(Prompt)
Read the lines below. Copy out any that hold the string "this".
━━━━━ Data records
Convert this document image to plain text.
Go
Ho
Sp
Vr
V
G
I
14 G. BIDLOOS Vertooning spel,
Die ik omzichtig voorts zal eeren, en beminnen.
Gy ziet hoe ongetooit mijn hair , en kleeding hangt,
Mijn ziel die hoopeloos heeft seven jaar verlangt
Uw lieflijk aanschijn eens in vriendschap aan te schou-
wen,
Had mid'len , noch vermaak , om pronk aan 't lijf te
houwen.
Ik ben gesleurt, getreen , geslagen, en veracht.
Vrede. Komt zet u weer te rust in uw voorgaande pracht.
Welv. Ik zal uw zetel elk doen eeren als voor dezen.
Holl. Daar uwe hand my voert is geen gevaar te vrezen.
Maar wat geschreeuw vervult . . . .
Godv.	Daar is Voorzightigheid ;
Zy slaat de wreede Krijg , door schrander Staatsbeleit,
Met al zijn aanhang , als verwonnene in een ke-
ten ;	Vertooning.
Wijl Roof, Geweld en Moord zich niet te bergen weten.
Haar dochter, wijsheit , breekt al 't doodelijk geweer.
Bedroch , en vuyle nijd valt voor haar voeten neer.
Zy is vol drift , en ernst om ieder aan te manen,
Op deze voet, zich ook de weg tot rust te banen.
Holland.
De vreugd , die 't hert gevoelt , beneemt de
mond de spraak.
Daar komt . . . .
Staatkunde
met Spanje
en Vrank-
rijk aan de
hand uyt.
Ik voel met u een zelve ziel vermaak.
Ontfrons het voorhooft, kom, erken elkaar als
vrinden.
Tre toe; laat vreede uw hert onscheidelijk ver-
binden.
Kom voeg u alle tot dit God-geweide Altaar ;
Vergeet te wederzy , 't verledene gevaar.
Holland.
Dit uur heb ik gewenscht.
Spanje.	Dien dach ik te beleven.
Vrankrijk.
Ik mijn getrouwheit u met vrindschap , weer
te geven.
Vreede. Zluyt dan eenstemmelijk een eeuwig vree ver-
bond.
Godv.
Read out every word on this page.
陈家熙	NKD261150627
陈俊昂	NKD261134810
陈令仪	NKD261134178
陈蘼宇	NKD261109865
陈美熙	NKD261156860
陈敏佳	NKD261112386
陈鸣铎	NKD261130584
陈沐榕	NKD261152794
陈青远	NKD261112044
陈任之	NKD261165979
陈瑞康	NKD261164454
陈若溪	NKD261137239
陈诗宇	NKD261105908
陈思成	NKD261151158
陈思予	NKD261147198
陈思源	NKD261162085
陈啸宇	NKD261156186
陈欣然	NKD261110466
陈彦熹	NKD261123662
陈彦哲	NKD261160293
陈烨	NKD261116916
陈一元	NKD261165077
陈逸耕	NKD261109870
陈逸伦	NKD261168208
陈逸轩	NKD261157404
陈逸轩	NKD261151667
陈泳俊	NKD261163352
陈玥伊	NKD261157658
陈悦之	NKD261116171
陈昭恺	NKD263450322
━━━━━━━━━━
(Task answer)
Convert this document image to plain text.
Read out every word on this page.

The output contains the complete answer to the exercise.